> _REQUEST_:
Filter the entries below, keeping only lines with the word "icon".

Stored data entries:
[BEGIN]
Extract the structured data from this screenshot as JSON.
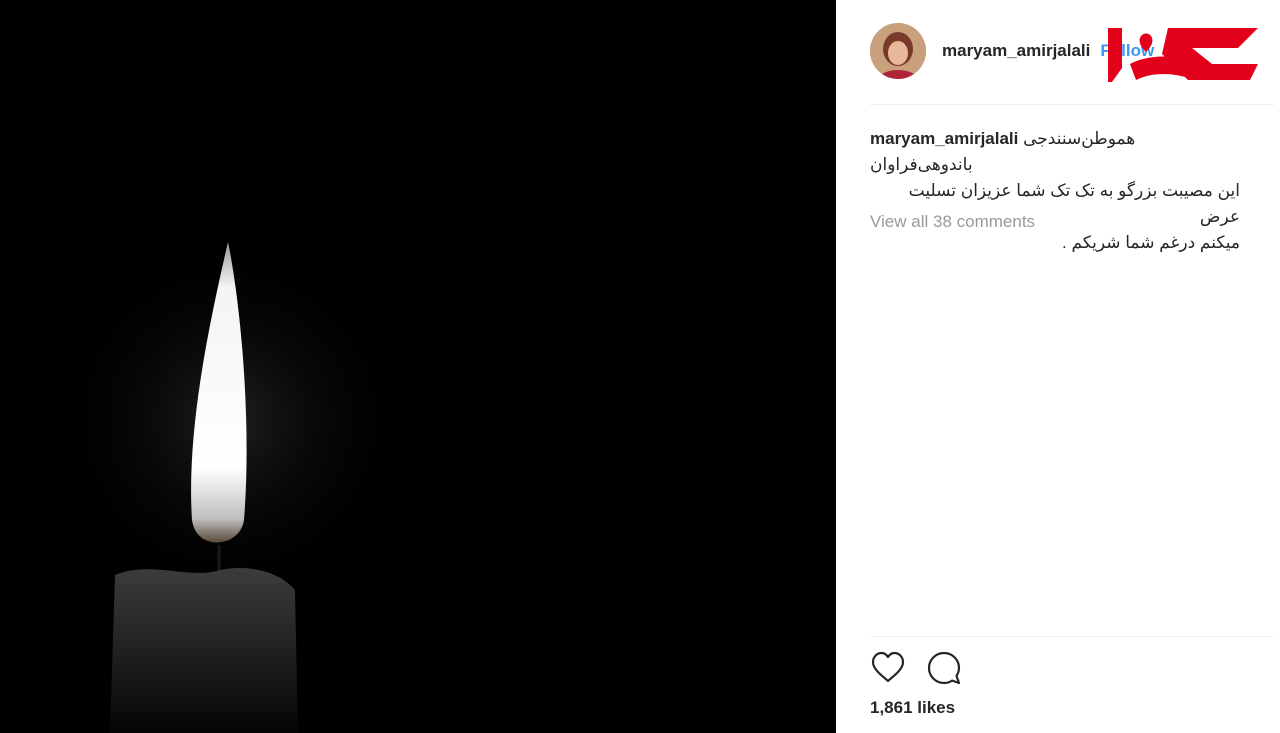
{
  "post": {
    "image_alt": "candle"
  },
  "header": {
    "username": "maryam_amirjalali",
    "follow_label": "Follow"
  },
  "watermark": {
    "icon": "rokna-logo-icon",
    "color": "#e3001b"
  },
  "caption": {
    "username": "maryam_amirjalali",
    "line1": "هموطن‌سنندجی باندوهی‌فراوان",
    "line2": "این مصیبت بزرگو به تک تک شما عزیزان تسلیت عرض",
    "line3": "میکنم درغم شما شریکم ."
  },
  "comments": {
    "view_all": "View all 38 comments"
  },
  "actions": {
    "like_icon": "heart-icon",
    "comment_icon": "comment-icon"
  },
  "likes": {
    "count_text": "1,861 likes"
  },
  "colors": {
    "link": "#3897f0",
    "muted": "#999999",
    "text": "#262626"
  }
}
[END]
> _WRITTEN RESPONSE_:
    "icon": "rokna-logo-icon",
    "like_icon": "heart-icon",
    "comment_icon": "comment-icon"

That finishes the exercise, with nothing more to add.